#### [REQUIREMENTS]
Show every line where "Qual" occurs.

#### [WORKING DATA]
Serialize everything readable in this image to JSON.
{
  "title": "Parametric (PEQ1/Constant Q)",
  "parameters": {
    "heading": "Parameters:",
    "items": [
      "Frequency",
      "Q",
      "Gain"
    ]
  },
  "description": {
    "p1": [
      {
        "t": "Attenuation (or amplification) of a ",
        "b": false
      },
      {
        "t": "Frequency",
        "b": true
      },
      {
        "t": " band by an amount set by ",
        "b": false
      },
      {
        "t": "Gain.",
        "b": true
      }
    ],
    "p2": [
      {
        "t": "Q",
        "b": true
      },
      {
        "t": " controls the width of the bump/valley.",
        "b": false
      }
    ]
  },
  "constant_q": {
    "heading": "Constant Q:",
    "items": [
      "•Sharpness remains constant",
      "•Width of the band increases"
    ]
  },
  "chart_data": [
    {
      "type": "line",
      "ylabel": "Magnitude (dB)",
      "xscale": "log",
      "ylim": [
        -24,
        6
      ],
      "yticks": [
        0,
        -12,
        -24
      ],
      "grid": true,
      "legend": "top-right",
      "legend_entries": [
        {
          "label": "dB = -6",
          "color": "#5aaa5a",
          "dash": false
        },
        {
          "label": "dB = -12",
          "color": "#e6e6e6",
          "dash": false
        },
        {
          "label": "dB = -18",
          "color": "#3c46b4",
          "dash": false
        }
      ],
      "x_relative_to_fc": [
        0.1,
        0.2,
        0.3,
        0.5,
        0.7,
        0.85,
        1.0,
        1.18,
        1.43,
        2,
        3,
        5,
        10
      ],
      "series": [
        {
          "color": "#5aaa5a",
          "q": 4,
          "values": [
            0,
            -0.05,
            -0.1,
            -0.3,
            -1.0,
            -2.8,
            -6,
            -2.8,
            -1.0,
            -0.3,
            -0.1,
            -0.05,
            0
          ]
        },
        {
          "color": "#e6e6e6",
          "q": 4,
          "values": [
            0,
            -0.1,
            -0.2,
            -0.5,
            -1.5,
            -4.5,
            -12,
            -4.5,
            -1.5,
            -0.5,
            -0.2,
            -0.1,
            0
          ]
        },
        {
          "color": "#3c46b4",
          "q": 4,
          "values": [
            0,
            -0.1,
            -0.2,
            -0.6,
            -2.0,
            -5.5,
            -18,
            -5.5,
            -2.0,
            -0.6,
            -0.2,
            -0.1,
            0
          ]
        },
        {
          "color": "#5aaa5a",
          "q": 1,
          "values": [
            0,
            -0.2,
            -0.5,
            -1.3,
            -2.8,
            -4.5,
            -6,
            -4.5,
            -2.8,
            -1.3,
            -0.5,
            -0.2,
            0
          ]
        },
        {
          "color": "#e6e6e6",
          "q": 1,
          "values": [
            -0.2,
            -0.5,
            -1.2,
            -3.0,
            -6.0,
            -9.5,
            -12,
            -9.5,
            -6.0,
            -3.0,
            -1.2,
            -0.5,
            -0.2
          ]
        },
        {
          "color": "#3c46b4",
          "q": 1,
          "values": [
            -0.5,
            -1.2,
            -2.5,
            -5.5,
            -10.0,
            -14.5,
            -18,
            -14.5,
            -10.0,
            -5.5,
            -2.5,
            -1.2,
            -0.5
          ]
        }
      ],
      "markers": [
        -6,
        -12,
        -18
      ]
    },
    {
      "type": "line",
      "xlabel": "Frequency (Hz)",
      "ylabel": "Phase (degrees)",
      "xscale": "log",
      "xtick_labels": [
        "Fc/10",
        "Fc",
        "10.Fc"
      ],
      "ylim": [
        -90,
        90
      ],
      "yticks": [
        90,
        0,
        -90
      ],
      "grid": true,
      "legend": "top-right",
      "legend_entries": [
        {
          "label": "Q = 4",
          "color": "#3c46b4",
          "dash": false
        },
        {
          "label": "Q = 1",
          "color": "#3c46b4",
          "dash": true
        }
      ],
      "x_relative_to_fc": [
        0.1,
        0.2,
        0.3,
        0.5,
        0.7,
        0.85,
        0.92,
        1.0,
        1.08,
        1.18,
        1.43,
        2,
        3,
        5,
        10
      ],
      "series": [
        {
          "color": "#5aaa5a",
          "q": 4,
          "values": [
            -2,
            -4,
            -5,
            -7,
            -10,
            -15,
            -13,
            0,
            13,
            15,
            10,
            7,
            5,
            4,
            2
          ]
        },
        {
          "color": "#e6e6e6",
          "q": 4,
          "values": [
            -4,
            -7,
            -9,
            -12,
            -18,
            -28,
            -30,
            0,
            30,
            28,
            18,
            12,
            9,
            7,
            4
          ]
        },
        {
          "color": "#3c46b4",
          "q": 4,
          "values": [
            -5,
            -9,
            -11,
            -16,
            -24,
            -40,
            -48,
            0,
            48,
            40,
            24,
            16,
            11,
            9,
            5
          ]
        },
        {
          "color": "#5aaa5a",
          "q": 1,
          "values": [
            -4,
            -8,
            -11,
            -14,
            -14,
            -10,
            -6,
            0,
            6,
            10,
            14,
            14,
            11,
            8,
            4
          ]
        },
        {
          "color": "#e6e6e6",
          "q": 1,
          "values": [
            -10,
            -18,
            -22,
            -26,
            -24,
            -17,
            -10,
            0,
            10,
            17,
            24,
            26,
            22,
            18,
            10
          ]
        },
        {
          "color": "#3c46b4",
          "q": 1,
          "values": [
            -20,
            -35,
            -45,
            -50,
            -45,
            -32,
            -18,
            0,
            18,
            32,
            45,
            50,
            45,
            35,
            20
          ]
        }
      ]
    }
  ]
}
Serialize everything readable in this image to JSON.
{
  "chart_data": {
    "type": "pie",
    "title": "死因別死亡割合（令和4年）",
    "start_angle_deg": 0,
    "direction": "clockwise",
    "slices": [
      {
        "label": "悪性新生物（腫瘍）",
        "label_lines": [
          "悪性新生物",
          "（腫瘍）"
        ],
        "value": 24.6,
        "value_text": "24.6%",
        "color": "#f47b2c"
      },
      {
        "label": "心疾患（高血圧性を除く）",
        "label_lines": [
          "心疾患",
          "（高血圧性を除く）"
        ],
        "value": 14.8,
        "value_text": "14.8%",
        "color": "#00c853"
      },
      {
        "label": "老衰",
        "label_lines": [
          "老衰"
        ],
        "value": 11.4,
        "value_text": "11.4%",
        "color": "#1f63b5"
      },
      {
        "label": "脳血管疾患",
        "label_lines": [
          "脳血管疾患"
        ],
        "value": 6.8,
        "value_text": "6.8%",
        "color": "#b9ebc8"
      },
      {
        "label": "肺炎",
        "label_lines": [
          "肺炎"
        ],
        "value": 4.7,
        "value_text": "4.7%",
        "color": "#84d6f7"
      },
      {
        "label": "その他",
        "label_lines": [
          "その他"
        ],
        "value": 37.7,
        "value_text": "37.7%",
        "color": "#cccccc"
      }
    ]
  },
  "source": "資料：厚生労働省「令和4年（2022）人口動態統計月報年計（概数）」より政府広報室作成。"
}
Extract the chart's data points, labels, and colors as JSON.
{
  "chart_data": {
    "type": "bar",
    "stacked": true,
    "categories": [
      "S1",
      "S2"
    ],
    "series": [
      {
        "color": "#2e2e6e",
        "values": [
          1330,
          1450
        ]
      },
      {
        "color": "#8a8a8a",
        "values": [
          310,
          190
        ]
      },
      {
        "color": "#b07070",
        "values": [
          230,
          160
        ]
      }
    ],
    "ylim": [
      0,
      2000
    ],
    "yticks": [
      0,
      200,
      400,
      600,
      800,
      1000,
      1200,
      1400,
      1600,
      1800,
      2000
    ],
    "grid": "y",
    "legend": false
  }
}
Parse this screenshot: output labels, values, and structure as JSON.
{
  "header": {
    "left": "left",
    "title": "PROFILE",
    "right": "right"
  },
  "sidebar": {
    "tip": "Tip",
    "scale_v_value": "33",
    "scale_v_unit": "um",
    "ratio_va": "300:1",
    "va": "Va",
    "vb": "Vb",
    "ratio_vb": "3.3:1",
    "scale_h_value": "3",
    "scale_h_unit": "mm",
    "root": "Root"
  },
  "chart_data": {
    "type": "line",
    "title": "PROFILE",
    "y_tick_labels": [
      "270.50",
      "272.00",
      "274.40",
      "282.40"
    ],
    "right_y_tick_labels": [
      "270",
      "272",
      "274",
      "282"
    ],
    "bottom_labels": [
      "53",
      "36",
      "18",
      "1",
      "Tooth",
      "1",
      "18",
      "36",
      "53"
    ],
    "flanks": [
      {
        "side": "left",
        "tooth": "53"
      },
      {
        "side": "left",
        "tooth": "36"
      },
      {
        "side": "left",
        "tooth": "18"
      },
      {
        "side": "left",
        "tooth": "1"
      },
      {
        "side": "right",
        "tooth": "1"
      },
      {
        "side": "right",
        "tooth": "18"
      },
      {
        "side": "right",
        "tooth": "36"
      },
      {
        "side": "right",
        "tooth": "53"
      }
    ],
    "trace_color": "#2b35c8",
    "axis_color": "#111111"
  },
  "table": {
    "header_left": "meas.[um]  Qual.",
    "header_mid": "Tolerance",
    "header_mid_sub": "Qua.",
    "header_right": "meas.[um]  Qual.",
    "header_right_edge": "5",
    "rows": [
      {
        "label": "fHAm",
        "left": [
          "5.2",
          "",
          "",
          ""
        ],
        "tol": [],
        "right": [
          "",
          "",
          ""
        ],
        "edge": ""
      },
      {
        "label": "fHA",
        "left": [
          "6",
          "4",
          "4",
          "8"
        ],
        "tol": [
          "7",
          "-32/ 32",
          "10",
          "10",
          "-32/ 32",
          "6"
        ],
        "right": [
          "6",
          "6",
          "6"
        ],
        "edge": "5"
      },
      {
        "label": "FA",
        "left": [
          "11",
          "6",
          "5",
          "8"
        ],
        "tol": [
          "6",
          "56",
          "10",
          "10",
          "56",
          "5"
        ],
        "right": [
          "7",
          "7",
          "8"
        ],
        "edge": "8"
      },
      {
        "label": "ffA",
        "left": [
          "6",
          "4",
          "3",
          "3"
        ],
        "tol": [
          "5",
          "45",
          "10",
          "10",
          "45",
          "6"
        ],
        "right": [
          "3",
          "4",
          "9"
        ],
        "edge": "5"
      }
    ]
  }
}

#### [ANSWER FOR THE TASK]
    "header_left": "meas.[um]  Qual.",
    "header_right": "meas.[um]  Qual.",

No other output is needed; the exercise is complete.